§ **WHAT NEEDS TO BE DONE**
Extract every line of the material below and reproduce it faithfully.

§ **Lines of data**
....

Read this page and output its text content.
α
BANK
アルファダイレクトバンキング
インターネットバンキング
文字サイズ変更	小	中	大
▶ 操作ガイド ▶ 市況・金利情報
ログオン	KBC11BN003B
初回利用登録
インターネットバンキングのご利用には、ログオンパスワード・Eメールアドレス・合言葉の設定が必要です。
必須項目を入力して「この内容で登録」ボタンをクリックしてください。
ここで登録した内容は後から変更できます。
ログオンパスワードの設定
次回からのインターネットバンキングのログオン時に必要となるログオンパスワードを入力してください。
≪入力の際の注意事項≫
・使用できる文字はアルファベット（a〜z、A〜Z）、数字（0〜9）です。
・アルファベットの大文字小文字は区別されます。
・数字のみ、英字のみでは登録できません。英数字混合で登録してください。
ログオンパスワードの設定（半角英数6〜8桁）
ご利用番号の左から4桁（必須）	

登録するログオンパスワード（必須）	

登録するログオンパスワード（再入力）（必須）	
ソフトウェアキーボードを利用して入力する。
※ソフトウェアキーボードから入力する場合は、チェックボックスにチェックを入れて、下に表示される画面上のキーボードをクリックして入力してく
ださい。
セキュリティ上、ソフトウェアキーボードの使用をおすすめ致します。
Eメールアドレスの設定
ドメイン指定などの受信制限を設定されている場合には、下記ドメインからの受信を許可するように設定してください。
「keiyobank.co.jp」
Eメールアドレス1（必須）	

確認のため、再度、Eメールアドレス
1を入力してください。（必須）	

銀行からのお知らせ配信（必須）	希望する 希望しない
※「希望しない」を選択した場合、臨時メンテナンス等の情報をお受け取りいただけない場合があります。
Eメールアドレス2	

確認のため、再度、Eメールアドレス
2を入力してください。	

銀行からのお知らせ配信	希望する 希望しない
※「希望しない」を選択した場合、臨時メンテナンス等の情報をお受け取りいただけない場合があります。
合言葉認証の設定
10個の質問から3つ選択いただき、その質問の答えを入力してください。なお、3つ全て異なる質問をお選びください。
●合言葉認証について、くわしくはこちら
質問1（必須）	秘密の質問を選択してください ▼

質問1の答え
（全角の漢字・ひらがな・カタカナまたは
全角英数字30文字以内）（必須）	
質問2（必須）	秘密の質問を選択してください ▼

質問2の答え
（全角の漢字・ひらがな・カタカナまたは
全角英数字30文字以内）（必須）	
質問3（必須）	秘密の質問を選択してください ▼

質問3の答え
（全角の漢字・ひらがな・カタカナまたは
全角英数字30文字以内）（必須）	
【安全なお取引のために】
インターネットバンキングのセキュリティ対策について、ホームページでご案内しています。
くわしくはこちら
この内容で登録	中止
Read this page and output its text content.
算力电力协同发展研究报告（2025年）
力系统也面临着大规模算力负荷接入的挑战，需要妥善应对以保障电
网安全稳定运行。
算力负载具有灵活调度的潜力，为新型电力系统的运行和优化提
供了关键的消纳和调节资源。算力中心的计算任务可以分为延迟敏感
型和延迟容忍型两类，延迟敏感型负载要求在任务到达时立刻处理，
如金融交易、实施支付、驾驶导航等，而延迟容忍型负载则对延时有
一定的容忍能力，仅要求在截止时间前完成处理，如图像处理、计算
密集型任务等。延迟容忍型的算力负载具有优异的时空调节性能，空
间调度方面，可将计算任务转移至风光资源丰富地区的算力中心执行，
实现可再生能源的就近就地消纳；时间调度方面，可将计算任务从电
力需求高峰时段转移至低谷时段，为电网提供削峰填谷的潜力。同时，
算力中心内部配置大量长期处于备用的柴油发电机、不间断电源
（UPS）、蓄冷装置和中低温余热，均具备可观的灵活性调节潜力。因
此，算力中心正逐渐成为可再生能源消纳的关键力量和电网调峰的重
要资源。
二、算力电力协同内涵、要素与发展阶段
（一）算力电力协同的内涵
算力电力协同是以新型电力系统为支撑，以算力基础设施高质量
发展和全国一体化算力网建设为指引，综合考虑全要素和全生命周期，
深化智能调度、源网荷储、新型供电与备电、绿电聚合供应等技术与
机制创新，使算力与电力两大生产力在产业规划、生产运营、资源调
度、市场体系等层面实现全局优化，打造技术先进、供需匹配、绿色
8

....

§ **EXERCISE SOLUTION**
Read this page and output its text content.
α
BANK
アルファダイレクトバンキング
インターネットバンキング
文字サイズ変更	小	中	大
▶ 操作ガイド ▶ 市況・金利情報
ログオン	KBC11BN003B
初回利用登録
インターネットバンキングのご利用には、ログオンパスワード・Eメールアドレス・合言葉の設定が必要です。
必須項目を入力して「この内容で登録」ボタンをクリックしてください。
ここで登録した内容は後から変更できます。
ログオンパスワードの設定
次回からのインターネットバンキングのログオン時に必要となるログオンパスワードを入力してください。
≪入力の際の注意事項≫
・使用できる文字はアルファベット（a〜z、A〜Z）、数字（0〜9）です。
・アルファベットの大文字小文字は区別されます。
・数字のみ、英字のみでは登録できません。英数字混合で登録してください。
ログオンパスワードの設定（半角英数6〜8桁）
ご利用番号の左から4桁（必須）	

登録するログオンパスワード（必須）	

登録するログオンパスワード（再入力）（必須）	
ソフトウェアキーボードを利用して入力する。
※ソフトウェアキーボードから入力する場合は、チェックボックスにチェックを入れて、下に表示される画面上のキーボードをクリックして入力してく
ださい。
セキュリティ上、ソフトウェアキーボードの使用をおすすめ致します。
Eメールアドレスの設定
ドメイン指定などの受信制限を設定されている場合には、下記ドメインからの受信を許可するように設定してください。
「keiyobank.co.jp」
Eメールアドレス1（必須）	

確認のため、再度、Eメールアドレス
1を入力してください。（必須）	

銀行からのお知らせ配信（必須）	希望する 希望しない
※「希望しない」を選択した場合、臨時メンテナンス等の情報をお受け取りいただけない場合があります。
Eメールアドレス2	

確認のため、再度、Eメールアドレス
2を入力してください。	

銀行からのお知らせ配信	希望する 希望しない
※「希望しない」を選択した場合、臨時メンテナンス等の情報をお受け取りいただけない場合があります。
合言葉認証の設定
10個の質問から3つ選択いただき、その質問の答えを入力してください。なお、3つ全て異なる質問をお選びください。
●合言葉認証について、くわしくはこちら
質問1（必須）	秘密の質問を選択してください ▼

質問1の答え
（全角の漢字・ひらがな・カタカナまたは
全角英数字30文字以内）（必須）	
質問2（必須）	秘密の質問を選択してください ▼

質問2の答え
（全角の漢字・ひらがな・カタカナまたは
全角英数字30文字以内）（必須）	
質問3（必須）	秘密の質問を選択してください ▼

質問3の答え
（全角の漢字・ひらがな・カタカナまたは
全角英数字30文字以内）（必須）	
【安全なお取引のために】
インターネットバンキングのセキュリティ対策について、ホームページでご案内しています。
くわしくはこちら
この内容で登録	中止
Read this page and output its text content.
算力电力协同发展研究报告（2025年）
力系统也面临着大规模算力负荷接入的挑战，需要妥善应对以保障电
网安全稳定运行。
算力负载具有灵活调度的潜力，为新型电力系统的运行和优化提
供了关键的消纳和调节资源。算力中心的计算任务可以分为延迟敏感
型和延迟容忍型两类，延迟敏感型负载要求在任务到达时立刻处理，
如金融交易、实施支付、驾驶导航等，而延迟容忍型负载则对延时有
一定的容忍能力，仅要求在截止时间前完成处理，如图像处理、计算
密集型任务等。延迟容忍型的算力负载具有优异的时空调节性能，空
间调度方面，可将计算任务转移至风光资源丰富地区的算力中心执行，
实现可再生能源的就近就地消纳；时间调度方面，可将计算任务从电
力需求高峰时段转移至低谷时段，为电网提供削峰填谷的潜力。同时，
算力中心内部配置大量长期处于备用的柴油发电机、不间断电源
（UPS）、蓄冷装置和中低温余热，均具备可观的灵活性调节潜力。因
此，算力中心正逐渐成为可再生能源消纳的关键力量和电网调峰的重
要资源。
二、算力电力协同内涵、要素与发展阶段
（一）算力电力协同的内涵
算力电力协同是以新型电力系统为支撑，以算力基础设施高质量
发展和全国一体化算力网建设为指引，综合考虑全要素和全生命周期，
深化智能调度、源网荷储、新型供电与备电、绿电聚合供应等技术与
机制创新，使算力与电力两大生产力在产业规划、生产运营、资源调
度、市场体系等层面实现全局优化，打造技术先进、供需匹配、绿色
8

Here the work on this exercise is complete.